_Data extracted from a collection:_
________________________________________

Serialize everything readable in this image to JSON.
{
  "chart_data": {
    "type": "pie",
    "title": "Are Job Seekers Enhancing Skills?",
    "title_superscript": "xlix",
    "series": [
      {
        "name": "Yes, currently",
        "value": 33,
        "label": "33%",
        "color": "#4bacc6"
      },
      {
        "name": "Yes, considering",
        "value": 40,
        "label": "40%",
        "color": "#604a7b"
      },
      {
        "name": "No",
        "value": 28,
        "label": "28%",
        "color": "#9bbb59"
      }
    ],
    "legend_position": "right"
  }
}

________________________________________

_Given task:_ List each line of the records that holds the string "color".

_Answer to this task:_
        "color": "#4bacc6"
        "color": "#604a7b"
        "color": "#9bbb59"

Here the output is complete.